_Exercise_
In the records below, find each line containing the word "Deprivation" and copy it.

Stored records:
------------------------------------

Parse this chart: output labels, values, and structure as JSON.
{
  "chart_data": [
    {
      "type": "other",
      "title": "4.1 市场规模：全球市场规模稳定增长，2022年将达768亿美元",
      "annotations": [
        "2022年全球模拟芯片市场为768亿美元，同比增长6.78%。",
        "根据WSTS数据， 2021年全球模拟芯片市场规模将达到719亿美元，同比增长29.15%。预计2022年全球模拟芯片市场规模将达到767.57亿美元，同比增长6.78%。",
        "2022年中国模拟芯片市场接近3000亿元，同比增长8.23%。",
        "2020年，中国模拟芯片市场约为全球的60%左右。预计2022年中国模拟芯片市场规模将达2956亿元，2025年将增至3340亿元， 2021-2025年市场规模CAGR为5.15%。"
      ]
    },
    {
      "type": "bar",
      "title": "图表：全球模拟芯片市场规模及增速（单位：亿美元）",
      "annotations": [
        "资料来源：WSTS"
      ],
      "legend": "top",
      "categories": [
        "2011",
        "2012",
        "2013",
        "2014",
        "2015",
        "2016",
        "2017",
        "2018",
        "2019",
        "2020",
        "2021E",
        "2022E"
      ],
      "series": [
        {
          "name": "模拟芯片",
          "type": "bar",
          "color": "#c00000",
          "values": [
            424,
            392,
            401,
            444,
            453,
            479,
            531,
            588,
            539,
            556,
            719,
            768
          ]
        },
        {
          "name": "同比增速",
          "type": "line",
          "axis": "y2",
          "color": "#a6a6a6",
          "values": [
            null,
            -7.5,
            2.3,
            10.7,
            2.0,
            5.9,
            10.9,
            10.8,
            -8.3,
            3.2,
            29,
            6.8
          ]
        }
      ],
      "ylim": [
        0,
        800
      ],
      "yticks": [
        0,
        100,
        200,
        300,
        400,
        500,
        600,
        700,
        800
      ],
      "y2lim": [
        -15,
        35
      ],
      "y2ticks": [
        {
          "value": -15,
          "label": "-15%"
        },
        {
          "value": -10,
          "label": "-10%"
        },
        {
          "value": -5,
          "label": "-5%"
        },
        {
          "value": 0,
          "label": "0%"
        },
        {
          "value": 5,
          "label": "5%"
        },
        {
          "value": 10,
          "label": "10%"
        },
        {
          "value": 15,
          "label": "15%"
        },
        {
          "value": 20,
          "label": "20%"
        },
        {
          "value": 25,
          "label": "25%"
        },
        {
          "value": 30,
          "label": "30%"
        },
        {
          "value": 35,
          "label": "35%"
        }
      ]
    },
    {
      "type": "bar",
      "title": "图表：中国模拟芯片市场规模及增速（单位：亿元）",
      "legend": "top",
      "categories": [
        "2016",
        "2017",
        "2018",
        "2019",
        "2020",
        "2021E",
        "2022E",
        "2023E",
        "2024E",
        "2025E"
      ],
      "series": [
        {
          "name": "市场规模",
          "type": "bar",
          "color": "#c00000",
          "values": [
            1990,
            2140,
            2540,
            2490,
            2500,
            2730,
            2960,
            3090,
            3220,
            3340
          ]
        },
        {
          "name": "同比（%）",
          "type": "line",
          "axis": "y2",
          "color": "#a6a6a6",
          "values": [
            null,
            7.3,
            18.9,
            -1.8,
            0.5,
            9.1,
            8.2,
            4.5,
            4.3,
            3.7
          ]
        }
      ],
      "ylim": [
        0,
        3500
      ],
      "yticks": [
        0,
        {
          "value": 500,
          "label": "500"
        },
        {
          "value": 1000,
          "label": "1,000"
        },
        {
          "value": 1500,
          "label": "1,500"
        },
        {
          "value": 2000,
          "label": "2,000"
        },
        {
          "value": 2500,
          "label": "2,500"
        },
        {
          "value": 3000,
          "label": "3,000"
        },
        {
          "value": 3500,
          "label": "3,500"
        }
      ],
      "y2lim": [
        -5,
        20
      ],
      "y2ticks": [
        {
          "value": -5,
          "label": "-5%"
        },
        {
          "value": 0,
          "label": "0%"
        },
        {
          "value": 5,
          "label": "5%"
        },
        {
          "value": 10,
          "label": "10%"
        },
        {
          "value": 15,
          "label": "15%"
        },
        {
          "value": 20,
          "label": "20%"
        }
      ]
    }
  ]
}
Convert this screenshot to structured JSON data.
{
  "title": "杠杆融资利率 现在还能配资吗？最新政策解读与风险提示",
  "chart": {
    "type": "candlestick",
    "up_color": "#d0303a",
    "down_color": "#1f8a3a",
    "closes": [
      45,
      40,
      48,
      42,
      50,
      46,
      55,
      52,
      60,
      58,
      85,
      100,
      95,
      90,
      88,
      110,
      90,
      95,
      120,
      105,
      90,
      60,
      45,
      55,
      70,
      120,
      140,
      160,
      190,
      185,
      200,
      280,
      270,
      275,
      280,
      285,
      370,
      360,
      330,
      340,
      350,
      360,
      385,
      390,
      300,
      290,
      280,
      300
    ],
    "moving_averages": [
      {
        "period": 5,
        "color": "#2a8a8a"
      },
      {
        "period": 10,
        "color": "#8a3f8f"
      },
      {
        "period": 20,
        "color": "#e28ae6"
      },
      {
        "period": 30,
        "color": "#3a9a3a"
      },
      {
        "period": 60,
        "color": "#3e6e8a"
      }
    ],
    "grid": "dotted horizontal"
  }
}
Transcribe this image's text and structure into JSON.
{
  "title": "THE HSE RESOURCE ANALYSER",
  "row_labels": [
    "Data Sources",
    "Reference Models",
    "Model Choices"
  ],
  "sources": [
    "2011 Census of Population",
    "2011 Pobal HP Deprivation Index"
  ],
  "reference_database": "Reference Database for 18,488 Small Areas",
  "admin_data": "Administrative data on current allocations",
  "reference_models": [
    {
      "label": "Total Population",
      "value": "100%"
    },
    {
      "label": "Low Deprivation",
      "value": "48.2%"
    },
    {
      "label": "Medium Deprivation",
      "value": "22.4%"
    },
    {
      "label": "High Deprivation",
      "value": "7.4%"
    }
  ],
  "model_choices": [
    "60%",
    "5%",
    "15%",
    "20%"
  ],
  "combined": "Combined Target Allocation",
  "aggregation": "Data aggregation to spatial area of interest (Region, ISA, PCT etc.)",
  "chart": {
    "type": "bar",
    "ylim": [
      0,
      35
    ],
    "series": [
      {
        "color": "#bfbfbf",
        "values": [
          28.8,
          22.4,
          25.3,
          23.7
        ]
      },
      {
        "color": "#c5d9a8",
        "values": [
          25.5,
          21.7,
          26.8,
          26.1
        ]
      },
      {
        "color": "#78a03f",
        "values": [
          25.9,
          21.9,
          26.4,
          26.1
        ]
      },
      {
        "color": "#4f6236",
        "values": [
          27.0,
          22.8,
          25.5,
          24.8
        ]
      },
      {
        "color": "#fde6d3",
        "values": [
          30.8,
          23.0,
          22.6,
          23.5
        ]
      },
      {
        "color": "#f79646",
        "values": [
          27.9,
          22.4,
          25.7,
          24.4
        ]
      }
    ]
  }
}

------------------------------------

_Task output_
    "2011 Pobal HP Deprivation Index"
      "label": "Low Deprivation",
      "label": "Medium Deprivation",
      "label": "High Deprivation",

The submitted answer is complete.